### Source records

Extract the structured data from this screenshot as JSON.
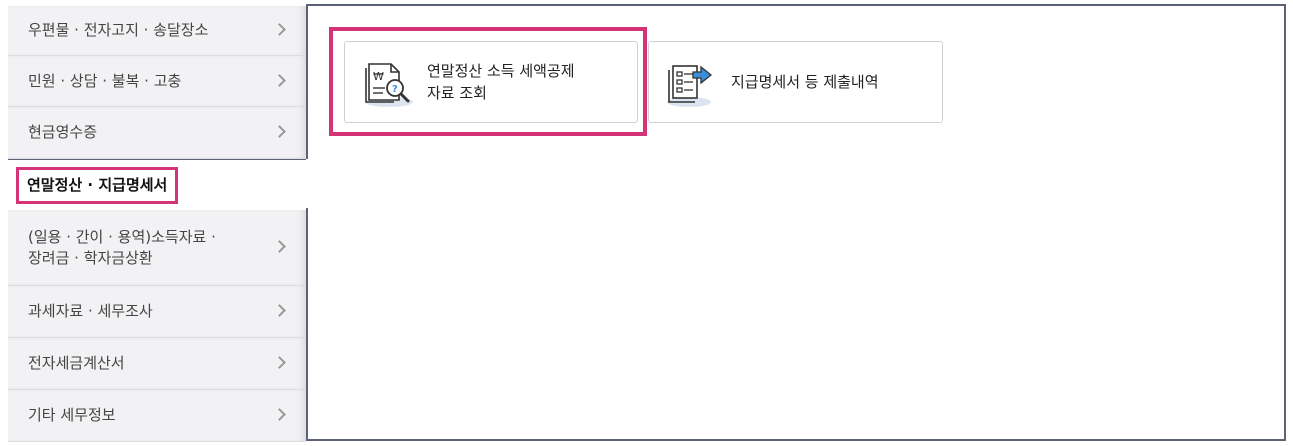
{
  "sidebar": {
    "items": [
      {
        "label": "우편물 · 전자고지 · 송달장소"
      },
      {
        "label": "민원 · 상담 · 불복 · 고충"
      },
      {
        "label": "현금영수증"
      },
      {
        "label": "연말정산 · 지급명세서"
      },
      {
        "label_line1": "(일용 · 간이 · 용역)소득자료 ·",
        "label_line2": "장려금 · 학자금상환"
      },
      {
        "label": "과세자료 · 세무조사"
      },
      {
        "label": "전자세금계산서"
      },
      {
        "label": "기타 세무정보"
      }
    ]
  },
  "cards": [
    {
      "line1": "연말정산 소득 세액공제",
      "line2": "자료 조회",
      "icon": "document-search-icon"
    },
    {
      "line1": "지급명세서 등 제출내역",
      "icon": "document-submit-icon"
    }
  ],
  "colors": {
    "highlight": "#d33477",
    "border": "#5c6275",
    "icon_accent": "#3b8fd9"
  }
}
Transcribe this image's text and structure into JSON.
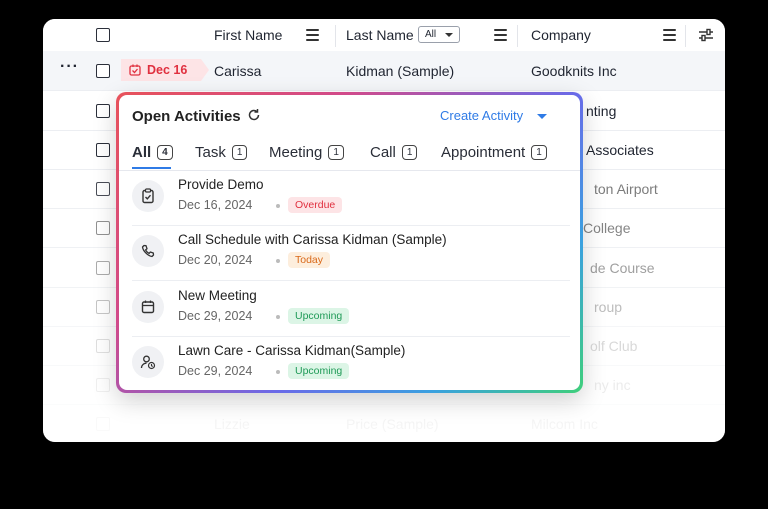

### Exercise aim
Select, from the listing, all lines that include the word "this".

### Final answer
Extract the structured data from this screenshot as JSON.
Transcribe this image's text and structure into JSON.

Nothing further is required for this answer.